Set exercise: Reproduce all of the data exactly, with no line skipped.

Extracted material:
··········
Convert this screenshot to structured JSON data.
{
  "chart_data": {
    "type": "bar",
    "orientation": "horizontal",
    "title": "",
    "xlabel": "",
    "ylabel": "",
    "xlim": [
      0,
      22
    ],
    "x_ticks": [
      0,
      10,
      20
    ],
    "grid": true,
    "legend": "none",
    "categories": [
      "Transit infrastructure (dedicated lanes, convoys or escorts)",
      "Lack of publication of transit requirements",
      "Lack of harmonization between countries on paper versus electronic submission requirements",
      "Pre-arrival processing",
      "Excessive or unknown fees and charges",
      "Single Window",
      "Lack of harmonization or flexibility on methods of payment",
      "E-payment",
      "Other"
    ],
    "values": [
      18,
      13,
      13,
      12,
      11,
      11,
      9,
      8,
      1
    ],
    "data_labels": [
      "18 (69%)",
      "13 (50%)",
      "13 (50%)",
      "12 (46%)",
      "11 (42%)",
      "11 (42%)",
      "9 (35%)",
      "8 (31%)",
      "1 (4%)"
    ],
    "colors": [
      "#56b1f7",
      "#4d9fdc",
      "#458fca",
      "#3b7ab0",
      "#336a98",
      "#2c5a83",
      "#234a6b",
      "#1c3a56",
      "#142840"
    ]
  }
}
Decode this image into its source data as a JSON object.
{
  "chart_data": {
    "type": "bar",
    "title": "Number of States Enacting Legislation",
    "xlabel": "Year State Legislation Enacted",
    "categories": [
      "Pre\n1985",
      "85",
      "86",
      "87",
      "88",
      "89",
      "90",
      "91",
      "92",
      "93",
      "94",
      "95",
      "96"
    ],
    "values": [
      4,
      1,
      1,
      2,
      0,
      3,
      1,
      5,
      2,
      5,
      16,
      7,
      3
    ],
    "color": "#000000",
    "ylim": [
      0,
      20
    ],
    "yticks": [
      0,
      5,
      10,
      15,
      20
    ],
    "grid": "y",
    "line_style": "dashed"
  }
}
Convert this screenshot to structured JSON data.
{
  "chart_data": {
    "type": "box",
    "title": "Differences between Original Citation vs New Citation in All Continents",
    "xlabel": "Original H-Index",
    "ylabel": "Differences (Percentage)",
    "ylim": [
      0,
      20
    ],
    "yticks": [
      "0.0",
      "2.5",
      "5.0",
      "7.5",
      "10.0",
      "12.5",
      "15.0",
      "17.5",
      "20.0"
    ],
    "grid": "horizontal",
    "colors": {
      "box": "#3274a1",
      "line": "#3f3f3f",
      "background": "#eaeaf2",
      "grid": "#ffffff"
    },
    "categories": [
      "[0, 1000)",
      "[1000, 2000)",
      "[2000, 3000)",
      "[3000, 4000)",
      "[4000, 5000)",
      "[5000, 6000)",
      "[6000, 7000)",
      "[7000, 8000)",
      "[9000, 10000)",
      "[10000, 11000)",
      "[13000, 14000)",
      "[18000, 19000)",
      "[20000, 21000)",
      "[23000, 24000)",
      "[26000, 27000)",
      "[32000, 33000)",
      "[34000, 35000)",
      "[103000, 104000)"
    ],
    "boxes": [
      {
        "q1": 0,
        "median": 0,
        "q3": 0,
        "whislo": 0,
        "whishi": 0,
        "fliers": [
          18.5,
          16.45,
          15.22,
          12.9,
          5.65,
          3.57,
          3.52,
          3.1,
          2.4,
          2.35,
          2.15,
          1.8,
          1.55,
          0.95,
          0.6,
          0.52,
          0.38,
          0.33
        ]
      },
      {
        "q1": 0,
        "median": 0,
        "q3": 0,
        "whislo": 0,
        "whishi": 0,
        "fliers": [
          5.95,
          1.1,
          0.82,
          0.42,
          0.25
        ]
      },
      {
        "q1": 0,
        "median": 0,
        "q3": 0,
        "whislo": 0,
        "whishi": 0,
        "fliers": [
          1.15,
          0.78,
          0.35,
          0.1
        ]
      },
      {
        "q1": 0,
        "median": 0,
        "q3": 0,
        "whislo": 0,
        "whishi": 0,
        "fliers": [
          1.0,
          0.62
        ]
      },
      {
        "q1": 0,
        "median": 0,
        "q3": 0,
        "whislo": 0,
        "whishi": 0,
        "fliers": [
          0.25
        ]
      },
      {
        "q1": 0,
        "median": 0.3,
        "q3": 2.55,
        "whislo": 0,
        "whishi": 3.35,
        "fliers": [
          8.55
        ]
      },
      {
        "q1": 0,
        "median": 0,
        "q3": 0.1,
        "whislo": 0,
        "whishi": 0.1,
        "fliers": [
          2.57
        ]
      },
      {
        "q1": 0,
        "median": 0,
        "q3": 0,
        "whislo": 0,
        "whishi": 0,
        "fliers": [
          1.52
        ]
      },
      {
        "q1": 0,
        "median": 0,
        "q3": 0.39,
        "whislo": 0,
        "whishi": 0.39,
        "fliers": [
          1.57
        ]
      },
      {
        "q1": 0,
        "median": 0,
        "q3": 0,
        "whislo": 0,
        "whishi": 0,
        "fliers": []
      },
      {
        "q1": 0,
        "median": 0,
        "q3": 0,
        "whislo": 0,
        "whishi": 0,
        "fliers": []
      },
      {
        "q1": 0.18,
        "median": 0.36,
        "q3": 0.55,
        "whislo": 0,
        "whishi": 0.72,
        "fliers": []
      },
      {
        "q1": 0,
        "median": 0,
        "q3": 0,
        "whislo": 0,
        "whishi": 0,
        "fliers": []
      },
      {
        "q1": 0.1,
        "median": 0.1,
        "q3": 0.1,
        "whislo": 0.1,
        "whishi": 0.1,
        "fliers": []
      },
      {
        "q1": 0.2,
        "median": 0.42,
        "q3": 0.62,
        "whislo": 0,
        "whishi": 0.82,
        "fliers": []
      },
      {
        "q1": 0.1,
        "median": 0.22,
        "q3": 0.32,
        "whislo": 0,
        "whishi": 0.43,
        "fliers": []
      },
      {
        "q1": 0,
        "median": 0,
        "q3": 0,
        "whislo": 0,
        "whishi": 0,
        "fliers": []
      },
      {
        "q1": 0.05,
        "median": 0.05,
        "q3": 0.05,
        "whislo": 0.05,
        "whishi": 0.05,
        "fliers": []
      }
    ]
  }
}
··········
Answer to this exercise:
Convert this screenshot to structured JSON data.
{
  "chart_data": {
    "type": "bar",
    "orientation": "horizontal",
    "title": "",
    "xlabel": "",
    "ylabel": "",
    "xlim": [
      0,
      22
    ],
    "x_ticks": [
      0,
      10,
      20
    ],
    "grid": true,
    "legend": "none",
    "categories": [
      "Transit infrastructure (dedicated lanes, convoys or escorts)",
      "Lack of publication of transit requirements",
      "Lack of harmonization between countries on paper versus electronic submission requirements",
      "Pre-arrival processing",
      "Excessive or unknown fees and charges",
      "Single Window",
      "Lack of harmonization or flexibility on methods of payment",
      "E-payment",
      "Other"
    ],
    "values": [
      18,
      13,
      13,
      12,
      11,
      11,
      9,
      8,
      1
    ],
    "data_labels": [
      "18 (69%)",
      "13 (50%)",
      "13 (50%)",
      "12 (46%)",
      "11 (42%)",
      "11 (42%)",
      "9 (35%)",
      "8 (31%)",
      "1 (4%)"
    ],
    "colors": [
      "#56b1f7",
      "#4d9fdc",
      "#458fca",
      "#3b7ab0",
      "#336a98",
      "#2c5a83",
      "#234a6b",
      "#1c3a56",
      "#142840"
    ]
  }
}
Decode this image into its source data as a JSON object.
{
  "chart_data": {
    "type": "bar",
    "title": "Number of States Enacting Legislation",
    "xlabel": "Year State Legislation Enacted",
    "categories": [
      "Pre\n1985",
      "85",
      "86",
      "87",
      "88",
      "89",
      "90",
      "91",
      "92",
      "93",
      "94",
      "95",
      "96"
    ],
    "values": [
      4,
      1,
      1,
      2,
      0,
      3,
      1,
      5,
      2,
      5,
      16,
      7,
      3
    ],
    "color": "#000000",
    "ylim": [
      0,
      20
    ],
    "yticks": [
      0,
      5,
      10,
      15,
      20
    ],
    "grid": "y",
    "line_style": "dashed"
  }
}
Convert this screenshot to structured JSON data.
{
  "chart_data": {
    "type": "box",
    "title": "Differences between Original Citation vs New Citation in All Continents",
    "xlabel": "Original H-Index",
    "ylabel": "Differences (Percentage)",
    "ylim": [
      0,
      20
    ],
    "yticks": [
      "0.0",
      "2.5",
      "5.0",
      "7.5",
      "10.0",
      "12.5",
      "15.0",
      "17.5",
      "20.0"
    ],
    "grid": "horizontal",
    "colors": {
      "box": "#3274a1",
      "line": "#3f3f3f",
      "background": "#eaeaf2",
      "grid": "#ffffff"
    },
    "categories": [
      "[0, 1000)",
      "[1000, 2000)",
      "[2000, 3000)",
      "[3000, 4000)",
      "[4000, 5000)",
      "[5000, 6000)",
      "[6000, 7000)",
      "[7000, 8000)",
      "[9000, 10000)",
      "[10000, 11000)",
      "[13000, 14000)",
      "[18000, 19000)",
      "[20000, 21000)",
      "[23000, 24000)",
      "[26000, 27000)",
      "[32000, 33000)",
      "[34000, 35000)",
      "[103000, 104000)"
    ],
    "boxes": [
      {
        "q1": 0,
        "median": 0,
        "q3": 0,
        "whislo": 0,
        "whishi": 0,
        "fliers": [
          18.5,
          16.45,
          15.22,
          12.9,
          5.65,
          3.57,
          3.52,
          3.1,
          2.4,
          2.35,
          2.15,
          1.8,
          1.55,
          0.95,
          0.6,
          0.52,
          0.38,
          0.33
        ]
      },
      {
        "q1": 0,
        "median": 0,
        "q3": 0,
        "whislo": 0,
        "whishi": 0,
        "fliers": [
          5.95,
          1.1,
          0.82,
          0.42,
          0.25
        ]
      },
      {
        "q1": 0,
        "median": 0,
        "q3": 0,
        "whislo": 0,
        "whishi": 0,
        "fliers": [
          1.15,
          0.78,
          0.35,
          0.1
        ]
      },
      {
        "q1": 0,
        "median": 0,
        "q3": 0,
        "whislo": 0,
        "whishi": 0,
        "fliers": [
          1.0,
          0.62
        ]
      },
      {
        "q1": 0,
        "median": 0,
        "q3": 0,
        "whislo": 0,
        "whishi": 0,
        "fliers": [
          0.25
        ]
      },
      {
        "q1": 0,
        "median": 0.3,
        "q3": 2.55,
        "whislo": 0,
        "whishi": 3.35,
        "fliers": [
          8.55
        ]
      },
      {
        "q1": 0,
        "median": 0,
        "q3": 0.1,
        "whislo": 0,
        "whishi": 0.1,
        "fliers": [
          2.57
        ]
      },
      {
        "q1": 0,
        "median": 0,
        "q3": 0,
        "whislo": 0,
        "whishi": 0,
        "fliers": [
          1.52
        ]
      },
      {
        "q1": 0,
        "median": 0,
        "q3": 0.39,
        "whislo": 0,
        "whishi": 0.39,
        "fliers": [
          1.57
        ]
      },
      {
        "q1": 0,
        "median": 0,
        "q3": 0,
        "whislo": 0,
        "whishi": 0,
        "fliers": []
      },
      {
        "q1": 0,
        "median": 0,
        "q3": 0,
        "whislo": 0,
        "whishi": 0,
        "fliers": []
      },
      {
        "q1": 0.18,
        "median": 0.36,
        "q3": 0.55,
        "whislo": 0,
        "whishi": 0.72,
        "fliers": []
      },
      {
        "q1": 0,
        "median": 0,
        "q3": 0,
        "whislo": 0,
        "whishi": 0,
        "fliers": []
      },
      {
        "q1": 0.1,
        "median": 0.1,
        "q3": 0.1,
        "whislo": 0.1,
        "whishi": 0.1,
        "fliers": []
      },
      {
        "q1": 0.2,
        "median": 0.42,
        "q3": 0.62,
        "whislo": 0,
        "whishi": 0.82,
        "fliers": []
      },
      {
        "q1": 0.1,
        "median": 0.22,
        "q3": 0.32,
        "whislo": 0,
        "whishi": 0.43,
        "fliers": []
      },
      {
        "q1": 0,
        "median": 0,
        "q3": 0,
        "whislo": 0,
        "whishi": 0,
        "fliers": []
      },
      {
        "q1": 0.05,
        "median": 0.05,
        "q3": 0.05,
        "whislo": 0.05,
        "whishi": 0.05,
        "fliers": []
      }
    ]
  }
}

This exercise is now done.